§ **TO DO**: Print the data exactly as it is given, please.

________________________________________

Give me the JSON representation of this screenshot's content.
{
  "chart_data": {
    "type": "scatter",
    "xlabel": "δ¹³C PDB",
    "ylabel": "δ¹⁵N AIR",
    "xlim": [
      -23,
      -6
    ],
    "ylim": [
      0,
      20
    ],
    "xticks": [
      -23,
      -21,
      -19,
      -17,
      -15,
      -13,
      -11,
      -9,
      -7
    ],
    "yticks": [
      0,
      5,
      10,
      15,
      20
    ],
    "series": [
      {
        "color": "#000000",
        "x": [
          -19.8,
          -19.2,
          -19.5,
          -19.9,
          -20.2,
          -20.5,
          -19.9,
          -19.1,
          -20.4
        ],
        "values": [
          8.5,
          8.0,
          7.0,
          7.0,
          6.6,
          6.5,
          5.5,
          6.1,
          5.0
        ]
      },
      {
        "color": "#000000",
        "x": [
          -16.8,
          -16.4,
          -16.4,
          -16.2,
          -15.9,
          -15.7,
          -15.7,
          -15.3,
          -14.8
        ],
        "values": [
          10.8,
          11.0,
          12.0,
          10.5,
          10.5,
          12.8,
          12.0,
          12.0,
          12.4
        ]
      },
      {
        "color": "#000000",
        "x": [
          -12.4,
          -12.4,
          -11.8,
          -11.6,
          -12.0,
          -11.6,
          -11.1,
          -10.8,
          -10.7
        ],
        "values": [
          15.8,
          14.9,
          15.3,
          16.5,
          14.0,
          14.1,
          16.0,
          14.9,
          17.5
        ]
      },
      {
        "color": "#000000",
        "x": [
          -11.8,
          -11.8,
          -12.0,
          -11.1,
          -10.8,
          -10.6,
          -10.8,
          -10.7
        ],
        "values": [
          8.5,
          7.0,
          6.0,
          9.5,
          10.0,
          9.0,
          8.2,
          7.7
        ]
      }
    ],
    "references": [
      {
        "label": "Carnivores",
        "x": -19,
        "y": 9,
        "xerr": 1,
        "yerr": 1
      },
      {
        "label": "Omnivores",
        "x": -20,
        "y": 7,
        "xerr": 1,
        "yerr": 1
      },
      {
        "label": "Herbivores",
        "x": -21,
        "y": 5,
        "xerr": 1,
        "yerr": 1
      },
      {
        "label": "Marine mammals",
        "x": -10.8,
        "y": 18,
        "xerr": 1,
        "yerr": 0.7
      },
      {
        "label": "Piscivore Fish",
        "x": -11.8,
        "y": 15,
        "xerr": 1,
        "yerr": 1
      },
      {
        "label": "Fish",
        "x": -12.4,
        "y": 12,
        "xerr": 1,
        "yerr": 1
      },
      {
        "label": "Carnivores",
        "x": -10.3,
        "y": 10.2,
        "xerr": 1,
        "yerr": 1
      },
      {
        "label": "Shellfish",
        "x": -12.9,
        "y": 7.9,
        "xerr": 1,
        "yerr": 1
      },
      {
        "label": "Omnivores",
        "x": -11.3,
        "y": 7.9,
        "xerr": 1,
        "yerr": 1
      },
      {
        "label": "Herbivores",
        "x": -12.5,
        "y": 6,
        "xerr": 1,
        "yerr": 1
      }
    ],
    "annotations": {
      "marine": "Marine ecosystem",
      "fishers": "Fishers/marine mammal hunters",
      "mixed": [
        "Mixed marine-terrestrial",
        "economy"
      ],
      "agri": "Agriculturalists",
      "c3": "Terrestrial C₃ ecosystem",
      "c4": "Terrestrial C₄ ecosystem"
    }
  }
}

________________________________________

§ **RESPONSE**:
Give me the JSON representation of this screenshot's content.
{
  "chart_data": {
    "type": "scatter",
    "xlabel": "δ¹³C PDB",
    "ylabel": "δ¹⁵N AIR",
    "xlim": [
      -23,
      -6
    ],
    "ylim": [
      0,
      20
    ],
    "xticks": [
      -23,
      -21,
      -19,
      -17,
      -15,
      -13,
      -11,
      -9,
      -7
    ],
    "yticks": [
      0,
      5,
      10,
      15,
      20
    ],
    "series": [
      {
        "color": "#000000",
        "x": [
          -19.8,
          -19.2,
          -19.5,
          -19.9,
          -20.2,
          -20.5,
          -19.9,
          -19.1,
          -20.4
        ],
        "values": [
          8.5,
          8.0,
          7.0,
          7.0,
          6.6,
          6.5,
          5.5,
          6.1,
          5.0
        ]
      },
      {
        "color": "#000000",
        "x": [
          -16.8,
          -16.4,
          -16.4,
          -16.2,
          -15.9,
          -15.7,
          -15.7,
          -15.3,
          -14.8
        ],
        "values": [
          10.8,
          11.0,
          12.0,
          10.5,
          10.5,
          12.8,
          12.0,
          12.0,
          12.4
        ]
      },
      {
        "color": "#000000",
        "x": [
          -12.4,
          -12.4,
          -11.8,
          -11.6,
          -12.0,
          -11.6,
          -11.1,
          -10.8,
          -10.7
        ],
        "values": [
          15.8,
          14.9,
          15.3,
          16.5,
          14.0,
          14.1,
          16.0,
          14.9,
          17.5
        ]
      },
      {
        "color": "#000000",
        "x": [
          -11.8,
          -11.8,
          -12.0,
          -11.1,
          -10.8,
          -10.6,
          -10.8,
          -10.7
        ],
        "values": [
          8.5,
          7.0,
          6.0,
          9.5,
          10.0,
          9.0,
          8.2,
          7.7
        ]
      }
    ],
    "references": [
      {
        "label": "Carnivores",
        "x": -19,
        "y": 9,
        "xerr": 1,
        "yerr": 1
      },
      {
        "label": "Omnivores",
        "x": -20,
        "y": 7,
        "xerr": 1,
        "yerr": 1
      },
      {
        "label": "Herbivores",
        "x": -21,
        "y": 5,
        "xerr": 1,
        "yerr": 1
      },
      {
        "label": "Marine mammals",
        "x": -10.8,
        "y": 18,
        "xerr": 1,
        "yerr": 0.7
      },
      {
        "label": "Piscivore Fish",
        "x": -11.8,
        "y": 15,
        "xerr": 1,
        "yerr": 1
      },
      {
        "label": "Fish",
        "x": -12.4,
        "y": 12,
        "xerr": 1,
        "yerr": 1
      },
      {
        "label": "Carnivores",
        "x": -10.3,
        "y": 10.2,
        "xerr": 1,
        "yerr": 1
      },
      {
        "label": "Shellfish",
        "x": -12.9,
        "y": 7.9,
        "xerr": 1,
        "yerr": 1
      },
      {
        "label": "Omnivores",
        "x": -11.3,
        "y": 7.9,
        "xerr": 1,
        "yerr": 1
      },
      {
        "label": "Herbivores",
        "x": -12.5,
        "y": 6,
        "xerr": 1,
        "yerr": 1
      }
    ],
    "annotations": {
      "marine": "Marine ecosystem",
      "fishers": "Fishers/marine mammal hunters",
      "mixed": [
        "Mixed marine-terrestrial",
        "economy"
      ],
      "agri": "Agriculturalists",
      "c3": "Terrestrial C₃ ecosystem",
      "c4": "Terrestrial C₄ ecosystem"
    }
  }
}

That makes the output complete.